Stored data

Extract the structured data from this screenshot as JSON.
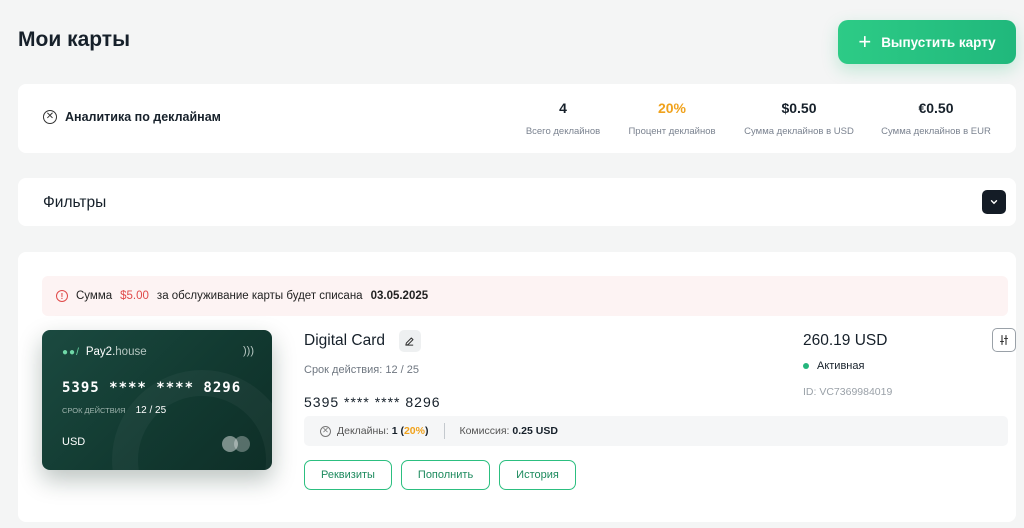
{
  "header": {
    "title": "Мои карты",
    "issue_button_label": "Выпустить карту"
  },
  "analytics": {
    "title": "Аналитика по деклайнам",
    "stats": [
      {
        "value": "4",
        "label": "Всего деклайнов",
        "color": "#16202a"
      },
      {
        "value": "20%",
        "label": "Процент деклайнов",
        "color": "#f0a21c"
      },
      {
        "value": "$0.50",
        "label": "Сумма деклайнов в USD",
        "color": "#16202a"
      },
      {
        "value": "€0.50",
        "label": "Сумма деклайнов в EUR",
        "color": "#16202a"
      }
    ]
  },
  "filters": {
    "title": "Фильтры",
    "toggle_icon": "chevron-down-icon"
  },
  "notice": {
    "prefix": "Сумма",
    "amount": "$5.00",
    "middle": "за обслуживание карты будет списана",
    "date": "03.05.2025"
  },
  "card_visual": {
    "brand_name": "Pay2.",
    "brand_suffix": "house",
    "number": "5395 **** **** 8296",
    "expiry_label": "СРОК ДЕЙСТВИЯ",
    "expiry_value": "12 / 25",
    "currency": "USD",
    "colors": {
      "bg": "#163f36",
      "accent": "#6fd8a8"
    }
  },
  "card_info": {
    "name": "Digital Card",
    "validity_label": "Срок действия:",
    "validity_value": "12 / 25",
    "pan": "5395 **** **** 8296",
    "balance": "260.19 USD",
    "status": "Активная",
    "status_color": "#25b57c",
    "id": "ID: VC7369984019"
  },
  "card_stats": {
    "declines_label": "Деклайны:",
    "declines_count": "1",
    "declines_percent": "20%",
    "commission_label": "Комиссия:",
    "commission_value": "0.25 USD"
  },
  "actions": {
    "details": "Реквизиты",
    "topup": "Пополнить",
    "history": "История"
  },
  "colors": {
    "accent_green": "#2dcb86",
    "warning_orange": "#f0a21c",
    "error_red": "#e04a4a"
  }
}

## [STATED EXERCISE]
Write out the listing word for word, omitting the pictures it holds.

## [EXERCISE RESULT]
Extract the structured data from this screenshot as JSON.
{
  "header": {
    "title": "Мои карты",
    "issue_button_label": "Выпустить карту"
  },
  "analytics": {
    "title": "Аналитика по деклайнам",
    "stats": [
      {
        "value": "4",
        "label": "Всего деклайнов",
        "color": "#16202a"
      },
      {
        "value": "20%",
        "label": "Процент деклайнов",
        "color": "#f0a21c"
      },
      {
        "value": "$0.50",
        "label": "Сумма деклайнов в USD",
        "color": "#16202a"
      },
      {
        "value": "€0.50",
        "label": "Сумма деклайнов в EUR",
        "color": "#16202a"
      }
    ]
  },
  "filters": {
    "title": "Фильтры",
    "toggle_icon": "chevron-down-icon"
  },
  "notice": {
    "prefix": "Сумма",
    "amount": "$5.00",
    "middle": "за обслуживание карты будет списана",
    "date": "03.05.2025"
  },
  "card_visual": {
    "brand_name": "Pay2.",
    "brand_suffix": "house",
    "number": "5395 **** **** 8296",
    "expiry_label": "СРОК ДЕЙСТВИЯ",
    "expiry_value": "12 / 25",
    "currency": "USD",
    "colors": {
      "bg": "#163f36",
      "accent": "#6fd8a8"
    }
  },
  "card_info": {
    "name": "Digital Card",
    "validity_label": "Срок действия:",
    "validity_value": "12 / 25",
    "pan": "5395 **** **** 8296",
    "balance": "260.19 USD",
    "status": "Активная",
    "status_color": "#25b57c",
    "id": "ID: VC7369984019"
  },
  "card_stats": {
    "declines_label": "Деклайны:",
    "declines_count": "1",
    "declines_percent": "20%",
    "commission_label": "Комиссия:",
    "commission_value": "0.25 USD"
  },
  "actions": {
    "details": "Реквизиты",
    "topup": "Пополнить",
    "history": "История"
  },
  "colors": {
    "accent_green": "#2dcb86",
    "warning_orange": "#f0a21c",
    "error_red": "#e04a4a"
  }
}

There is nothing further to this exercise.